Input
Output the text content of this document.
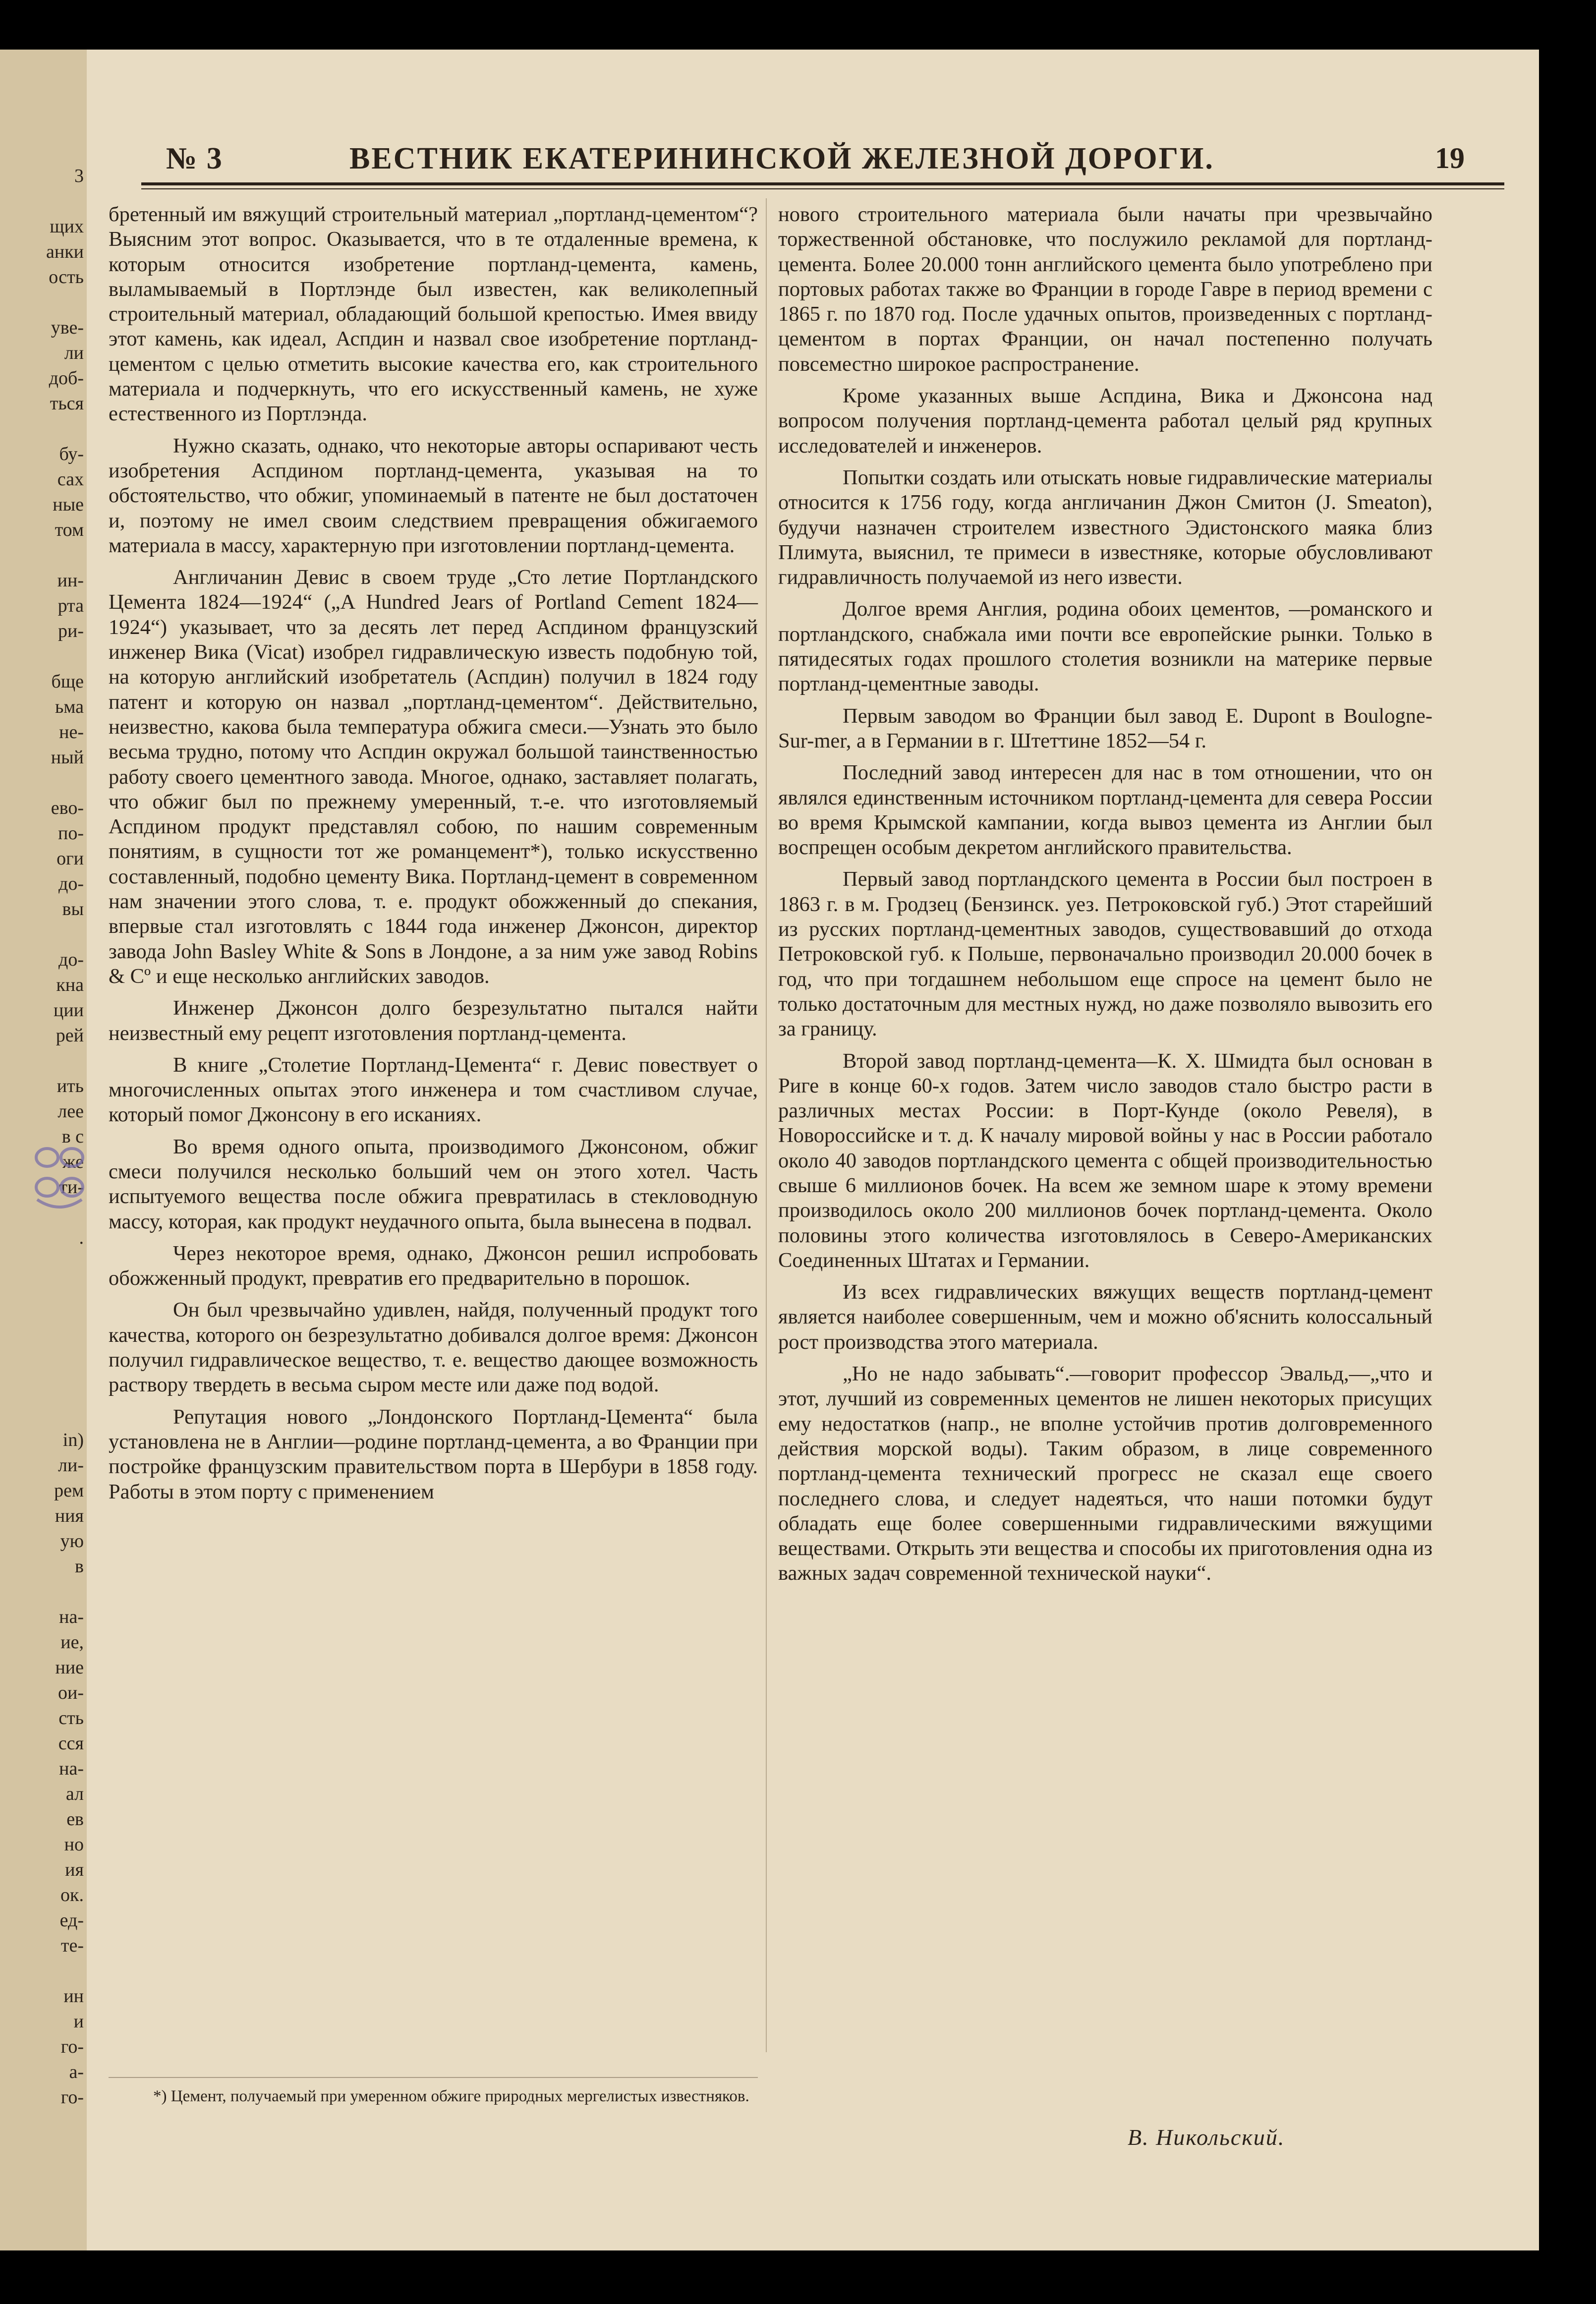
3

щих
анки
ость

уве-
ли
доб-
ться

бу-
сах
ные
том

ин-
рта
ри-

бще
ьма
не-
ный

ево-
по-
оги
до-
вы

до-
кна
ции
рей

ить
лее
в с
же
ти-

.

in)
ли-
рем
ния
ую
в

на-
ие,
ние
ои-
сть
сся
на-
ал
ев
но
ия
ок.
ед-
те-

ин
и
го-
а-
го-
№ 3	ВЕСТНИК ЕКАТЕРИНИНСКОЙ ЖЕЛЕЗНОЙ ДОРОГИ.	19

бретенный им вяжущий строительный материал „портланд-цементом“? Выясним этот вопрос. Оказывается, что в те отдаленные времена, к которым относится изобретение портланд-цемента, камень, выламываемый в Портлэнде был известен, как великолепный строительный материал, обладающий большой крепостью. Имея ввиду этот камень, как идеал, Аспдин и назвал свое изобретение портланд-цементом с целью отметить высокие качества его, как строительного материала и подчеркнуть, что его искусственный камень, не хуже естественного из Портлэнда.

Нужно сказать, однако, что некоторые авторы оспаривают честь изобретения Аспдином портланд-цемента, указывая на то обстоятельство, что обжиг, упоминаемый в патенте не был достаточен и, поэтому не имел своим следствием превращения обжигаемого материала в массу, характерную при изготовлении портланд-цемента.

Англичанин Девис в своем труде „Сто летие Портландского Цемента 1824—1924“ („A Hundred Jears of Portland Cement 1824—1924“) указывает, что за десять лет перед Аспдином французский инженер Вика (Vicat) изобрел гидравлическую известь подобную той, на которую английский изобретатель (Аспдин) получил в 1824 году патент и которую он назвал „портланд-цементом“. Действительно, неизвестно, какова была температура обжига смеси.—Узнать это было весьма трудно, потому что Аспдин окружал большой таинственностью работу своего цементного завода. Многое, однако, заставляет полагать, что обжиг был по прежнему умеренный, т.-е. что изготовляемый Аспдином продукт представлял собою, по нашим современным понятиям, в сущности тот же романцемент*), только искусственно составленный, подобно цементу Вика. Портланд-цемент в современном нам значении этого слова, т. е. продукт обожженный до спекания, впервые стал изготовлять с 1844 года инженер Джонсон, директор завода John Basley White & Sons в Лондоне, а за ним уже завод Robins & Cº и еще несколько английских заводов.

Инженер Джонсон долго безрезультатно пытался найти неизвестный ему рецепт изготовления портланд-цемента.

В книге „Столетие Портланд-Цемента“ г. Девис повествует о многочисленных опытах этого инженера и том счастливом случае, который помог Джонсону в его исканиях.

Во время одного опыта, производимого Джонсоном, обжиг смеси получился несколько больший чем он этого хотел. Часть испытуемого вещества после обжига превратилась в стекловодную массу, которая, как продукт неудачного опыта, была вынесена в подвал.

Через некоторое время, однако, Джонсон решил испробовать обожженный продукт, превратив его предварительно в порошок.

Он был чрезвычайно удивлен, найдя, полученный продукт того качества, которого он безрезультатно добивался долгое время: Джонсон получил гидравлическое вещество, т. е. вещество дающее возможность раствору твердеть в весьма сыром месте или даже под водой.

Репутация нового „Лондонского Портланд-Цемента“ была установлена не в Англии—родине портланд-цемента, а во Франции при постройке французским правительством порта в Шербури в 1858 году. Работы в этом порту с применением

нового строительного материала были начаты при чрезвычайно торжественной обстановке, что послужило рекламой для портланд-цемента. Более 20.000 тонн английского цемента было употреблено при портовых работах также во Франции в городе Гавре в период времени с 1865 г. по 1870 год. После удачных опытов, произведенных с портланд-цементом в портах Франции, он начал постепенно получать повсеместно широкое распространение.

Кроме указанных выше Аспдина, Вика и Джонсона над вопросом получения портланд-цемента работал целый ряд крупных исследователей и инженеров.

Попытки создать или отыскать новые гидравлические материалы относится к 1756 году, когда англичанин Джон Смитон (J. Smeaton), будучи назначен строителем известного Эдистонского маяка близ Плимута, выяснил, те примеси в известняке, которые обусловливают гидравличность получаемой из него извести.

Долгое время Англия, родина обоих цементов, —романского и портландского, снабжала ими почти все европейские рынки. Только в пятидесятых годах прошлого столетия возникли на материке первые портланд-цементные заводы.

Первым заводом во Франции был завод E. Dupont в Boulogne-Sur-mer, а в Германии в г. Штеттине 1852—54 г.

Последний завод интересен для нас в том отношении, что он являлся единственным источником портланд-цемента для севера России во время Крымской кампании, когда вывоз цемента из Англии был воспрещен особым декретом английского правительства.

Первый завод портландского цемента в России был построен в 1863 г. в м. Гродзец (Бензинск. уез. Петроковской губ.) Этот старейший из русских портланд-цементных заводов, существовавший до отхода Петроковской губ. к Польше, первоначально производил 20.000 бочек в год, что при тогдашнем небольшом еще спросе на цемент было не только достаточным для местных нужд, но даже позволяло вывозить его за границу.

Второй завод портланд-цемента—К. Х. Шмидта был основан в Риге в конце 60-х годов. Затем число заводов стало быстро расти в различных местах России: в Порт-Кунде (около Ревеля), в Новороссийске и т. д. К началу мировой войны у нас в России работало около 40 заводов портландского цемента с общей производительностью свыше 6 миллионов бочек. На всем же земном шаре к этому времени производилось около 200 миллионов бочек портланд-цемента. Около половины этого количества изготовлялось в Северо-Американских Соединенных Штатах и Германии.

Из всех гидравлических вяжущих веществ портланд-цемент является наиболее совершенным, чем и можно об'яснить колоссальный рост производства этого материала.

„Но не надо забывать“.—говорит профессор Эвальд,—„что и этот, лучший из современных цементов не лишен некоторых присущих ему недостатков (напр., не вполне устойчив против долговременного действия морской воды). Таким образом, в лице современного портланд-цемента технический прогресс не сказал еще своего последнего слова, и следует надеяться, что наши потомки будут обладать еще более совершенными гидравлическими вяжущими веществами. Открыть эти вещества и способы их приготовления одна из важных задач современной технической науки“.

*) Цемент, получаемый при умеренном обжиге природных мергелистых известняков.
В. Никольский.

Given problem
Above are the records; reproduce them exactly and leave out the pictures.

Reply to the task
Output the text content of this document.
3

щих
анки
ость

уве-
ли
доб-
ться

бу-
сах
ные
том

ин-
рта
ри-

бще
ьма
не-
ный

ево-
по-
оги
до-
вы

до-
кна
ции
рей

ить
лее
в с
же
ти-

.

in)
ли-
рем
ния
ую
в

на-
ие,
ние
ои-
сть
сся
на-
ал
ев
но
ия
ок.
ед-
те-

ин
и
го-
а-
го-
№ 3	ВЕСТНИК ЕКАТЕРИНИНСКОЙ ЖЕЛЕЗНОЙ ДОРОГИ.	19

бретенный им вяжущий строительный материал „портланд-цементом“? Выясним этот вопрос. Оказывается, что в те отдаленные времена, к которым относится изобретение портланд-цемента, камень, выламываемый в Портлэнде был известен, как великолепный строительный материал, обладающий большой крепостью. Имея ввиду этот камень, как идеал, Аспдин и назвал свое изобретение портланд-цементом с целью отметить высокие качества его, как строительного материала и подчеркнуть, что его искусственный камень, не хуже естественного из Портлэнда.

Нужно сказать, однако, что некоторые авторы оспаривают честь изобретения Аспдином портланд-цемента, указывая на то обстоятельство, что обжиг, упоминаемый в патенте не был достаточен и, поэтому не имел своим следствием превращения обжигаемого материала в массу, характерную при изготовлении портланд-цемента.

Англичанин Девис в своем труде „Сто летие Портландского Цемента 1824—1924“ („A Hundred Jears of Portland Cement 1824—1924“) указывает, что за десять лет перед Аспдином французский инженер Вика (Vicat) изобрел гидравлическую известь подобную той, на которую английский изобретатель (Аспдин) получил в 1824 году патент и которую он назвал „портланд-цементом“. Действительно, неизвестно, какова была температура обжига смеси.—Узнать это было весьма трудно, потому что Аспдин окружал большой таинственностью работу своего цементного завода. Многое, однако, заставляет полагать, что обжиг был по прежнему умеренный, т.-е. что изготовляемый Аспдином продукт представлял собою, по нашим современным понятиям, в сущности тот же романцемент*), только искусственно составленный, подобно цементу Вика. Портланд-цемент в современном нам значении этого слова, т. е. продукт обожженный до спекания, впервые стал изготовлять с 1844 года инженер Джонсон, директор завода John Basley White & Sons в Лондоне, а за ним уже завод Robins & Cº и еще несколько английских заводов.

Инженер Джонсон долго безрезультатно пытался найти неизвестный ему рецепт изготовления портланд-цемента.

В книге „Столетие Портланд-Цемента“ г. Девис повествует о многочисленных опытах этого инженера и том счастливом случае, который помог Джонсону в его исканиях.

Во время одного опыта, производимого Джонсоном, обжиг смеси получился несколько больший чем он этого хотел. Часть испытуемого вещества после обжига превратилась в стекловодную массу, которая, как продукт неудачного опыта, была вынесена в подвал.

Через некоторое время, однако, Джонсон решил испробовать обожженный продукт, превратив его предварительно в порошок.

Он был чрезвычайно удивлен, найдя, полученный продукт того качества, которого он безрезультатно добивался долгое время: Джонсон получил гидравлическое вещество, т. е. вещество дающее возможность раствору твердеть в весьма сыром месте или даже под водой.

Репутация нового „Лондонского Портланд-Цемента“ была установлена не в Англии—родине портланд-цемента, а во Франции при постройке французским правительством порта в Шербури в 1858 году. Работы в этом порту с применением

нового строительного материала были начаты при чрезвычайно торжественной обстановке, что послужило рекламой для портланд-цемента. Более 20.000 тонн английского цемента было употреблено при портовых работах также во Франции в городе Гавре в период времени с 1865 г. по 1870 год. После удачных опытов, произведенных с портланд-цементом в портах Франции, он начал постепенно получать повсеместно широкое распространение.

Кроме указанных выше Аспдина, Вика и Джонсона над вопросом получения портланд-цемента работал целый ряд крупных исследователей и инженеров.

Попытки создать или отыскать новые гидравлические материалы относится к 1756 году, когда англичанин Джон Смитон (J. Smeaton), будучи назначен строителем известного Эдистонского маяка близ Плимута, выяснил, те примеси в известняке, которые обусловливают гидравличность получаемой из него извести.

Долгое время Англия, родина обоих цементов, —романского и портландского, снабжала ими почти все европейские рынки. Только в пятидесятых годах прошлого столетия возникли на материке первые портланд-цементные заводы.

Первым заводом во Франции был завод E. Dupont в Boulogne-Sur-mer, а в Германии в г. Штеттине 1852—54 г.

Последний завод интересен для нас в том отношении, что он являлся единственным источником портланд-цемента для севера России во время Крымской кампании, когда вывоз цемента из Англии был воспрещен особым декретом английского правительства.

Первый завод портландского цемента в России был построен в 1863 г. в м. Гродзец (Бензинск. уез. Петроковской губ.) Этот старейший из русских портланд-цементных заводов, существовавший до отхода Петроковской губ. к Польше, первоначально производил 20.000 бочек в год, что при тогдашнем небольшом еще спросе на цемент было не только достаточным для местных нужд, но даже позволяло вывозить его за границу.

Второй завод портланд-цемента—К. Х. Шмидта был основан в Риге в конце 60-х годов. Затем число заводов стало быстро расти в различных местах России: в Порт-Кунде (около Ревеля), в Новороссийске и т. д. К началу мировой войны у нас в России работало около 40 заводов портландского цемента с общей производительностью свыше 6 миллионов бочек. На всем же земном шаре к этому времени производилось около 200 миллионов бочек портланд-цемента. Около половины этого количества изготовлялось в Северо-Американских Соединенных Штатах и Германии.

Из всех гидравлических вяжущих веществ портланд-цемент является наиболее совершенным, чем и можно об'яснить колоссальный рост производства этого материала.

„Но не надо забывать“.—говорит профессор Эвальд,—„что и этот, лучший из современных цементов не лишен некоторых присущих ему недостатков (напр., не вполне устойчив против долговременного действия морской воды). Таким образом, в лице современного портланд-цемента технический прогресс не сказал еще своего последнего слова, и следует надеяться, что наши потомки будут обладать еще более совершенными гидравлическими вяжущими веществами. Открыть эти вещества и способы их приготовления одна из важных задач современной технической науки“.

*) Цемент, получаемый при умеренном обжиге природных мергелистых известняков.
В. Никольский.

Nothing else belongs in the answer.